Within the material below, find each line bearing the word "عمومی" and present it.

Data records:
☆ ☆ ☆ ☆ ☆ ☆ ☆
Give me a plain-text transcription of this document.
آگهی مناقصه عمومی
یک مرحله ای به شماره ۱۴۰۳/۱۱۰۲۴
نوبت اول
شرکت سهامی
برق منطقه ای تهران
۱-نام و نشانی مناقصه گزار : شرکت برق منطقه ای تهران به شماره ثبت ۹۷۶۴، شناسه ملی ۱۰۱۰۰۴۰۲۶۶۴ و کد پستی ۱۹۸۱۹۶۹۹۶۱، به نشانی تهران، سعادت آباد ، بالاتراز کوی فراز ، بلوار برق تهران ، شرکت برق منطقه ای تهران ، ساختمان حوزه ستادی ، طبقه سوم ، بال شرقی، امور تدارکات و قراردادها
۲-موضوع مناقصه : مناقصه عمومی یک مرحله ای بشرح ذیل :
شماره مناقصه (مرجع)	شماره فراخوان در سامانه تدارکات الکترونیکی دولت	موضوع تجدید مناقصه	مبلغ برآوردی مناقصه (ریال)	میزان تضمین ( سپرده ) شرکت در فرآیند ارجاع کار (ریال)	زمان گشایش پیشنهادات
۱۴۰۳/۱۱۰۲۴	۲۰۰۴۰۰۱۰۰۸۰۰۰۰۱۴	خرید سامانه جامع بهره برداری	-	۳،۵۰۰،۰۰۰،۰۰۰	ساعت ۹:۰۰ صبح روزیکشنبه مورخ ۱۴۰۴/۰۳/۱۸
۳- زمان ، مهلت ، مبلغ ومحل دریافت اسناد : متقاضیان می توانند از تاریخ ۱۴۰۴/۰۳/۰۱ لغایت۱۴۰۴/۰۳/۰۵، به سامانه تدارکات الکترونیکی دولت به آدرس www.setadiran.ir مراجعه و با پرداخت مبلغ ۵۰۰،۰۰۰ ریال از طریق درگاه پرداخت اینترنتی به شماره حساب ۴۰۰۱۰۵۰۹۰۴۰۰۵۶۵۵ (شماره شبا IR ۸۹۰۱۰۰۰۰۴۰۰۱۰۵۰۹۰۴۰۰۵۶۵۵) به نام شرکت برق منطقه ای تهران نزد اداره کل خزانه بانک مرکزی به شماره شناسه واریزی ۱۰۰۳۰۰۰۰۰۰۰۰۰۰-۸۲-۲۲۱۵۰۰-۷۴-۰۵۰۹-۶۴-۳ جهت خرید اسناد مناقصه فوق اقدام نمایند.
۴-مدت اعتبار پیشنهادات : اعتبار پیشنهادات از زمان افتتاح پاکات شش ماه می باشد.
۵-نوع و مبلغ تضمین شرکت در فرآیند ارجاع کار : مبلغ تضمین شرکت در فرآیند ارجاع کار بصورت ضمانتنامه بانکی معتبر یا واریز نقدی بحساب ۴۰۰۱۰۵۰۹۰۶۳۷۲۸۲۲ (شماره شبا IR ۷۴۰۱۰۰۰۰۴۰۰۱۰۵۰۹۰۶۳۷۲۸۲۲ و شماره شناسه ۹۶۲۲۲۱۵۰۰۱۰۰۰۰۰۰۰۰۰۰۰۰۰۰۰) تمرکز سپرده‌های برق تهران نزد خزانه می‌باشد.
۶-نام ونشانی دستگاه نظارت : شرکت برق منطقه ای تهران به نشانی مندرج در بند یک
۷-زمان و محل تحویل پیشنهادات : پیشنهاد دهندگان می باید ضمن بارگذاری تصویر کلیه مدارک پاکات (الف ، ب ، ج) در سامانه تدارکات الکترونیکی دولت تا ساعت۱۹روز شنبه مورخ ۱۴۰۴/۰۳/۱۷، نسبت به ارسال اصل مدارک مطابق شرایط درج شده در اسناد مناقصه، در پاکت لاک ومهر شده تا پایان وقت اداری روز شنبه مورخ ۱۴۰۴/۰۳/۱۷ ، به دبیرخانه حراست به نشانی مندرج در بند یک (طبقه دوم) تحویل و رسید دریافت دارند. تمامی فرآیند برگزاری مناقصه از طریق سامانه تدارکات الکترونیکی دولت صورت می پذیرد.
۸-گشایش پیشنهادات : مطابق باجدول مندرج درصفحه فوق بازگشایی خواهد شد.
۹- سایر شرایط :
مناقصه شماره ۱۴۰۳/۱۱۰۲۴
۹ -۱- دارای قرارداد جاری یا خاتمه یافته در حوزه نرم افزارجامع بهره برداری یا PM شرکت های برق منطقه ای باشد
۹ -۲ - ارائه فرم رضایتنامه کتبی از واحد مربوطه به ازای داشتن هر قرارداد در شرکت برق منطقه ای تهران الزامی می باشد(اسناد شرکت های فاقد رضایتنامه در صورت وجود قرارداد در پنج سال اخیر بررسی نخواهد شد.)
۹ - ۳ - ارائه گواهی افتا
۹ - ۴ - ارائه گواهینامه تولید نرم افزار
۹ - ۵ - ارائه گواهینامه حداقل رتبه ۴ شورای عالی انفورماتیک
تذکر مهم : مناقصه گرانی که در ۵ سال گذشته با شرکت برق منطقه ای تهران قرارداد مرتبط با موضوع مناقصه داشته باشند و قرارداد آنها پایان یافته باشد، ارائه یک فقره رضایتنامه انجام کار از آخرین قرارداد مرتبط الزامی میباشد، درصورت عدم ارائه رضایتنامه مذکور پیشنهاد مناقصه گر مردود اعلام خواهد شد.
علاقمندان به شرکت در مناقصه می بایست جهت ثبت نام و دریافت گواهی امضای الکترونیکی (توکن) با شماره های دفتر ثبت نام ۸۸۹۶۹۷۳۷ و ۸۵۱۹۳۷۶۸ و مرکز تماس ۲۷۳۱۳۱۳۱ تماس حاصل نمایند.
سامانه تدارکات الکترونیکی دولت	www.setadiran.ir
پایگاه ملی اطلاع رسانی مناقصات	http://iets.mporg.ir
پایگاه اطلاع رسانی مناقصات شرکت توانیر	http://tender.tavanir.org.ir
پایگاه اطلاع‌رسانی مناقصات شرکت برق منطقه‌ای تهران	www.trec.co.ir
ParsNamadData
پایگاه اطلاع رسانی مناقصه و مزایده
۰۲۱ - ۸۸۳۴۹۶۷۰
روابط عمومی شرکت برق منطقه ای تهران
☆ ☆ ☆ ☆ ☆ ☆ ☆
▸ **FULL SOLUTION**:
آگهی مناقصه عمومی
۲-موضوع مناقصه : مناقصه عمومی یک مرحله ای بشرح ذیل :
روابط عمومی شرکت برق منطقه ای تهران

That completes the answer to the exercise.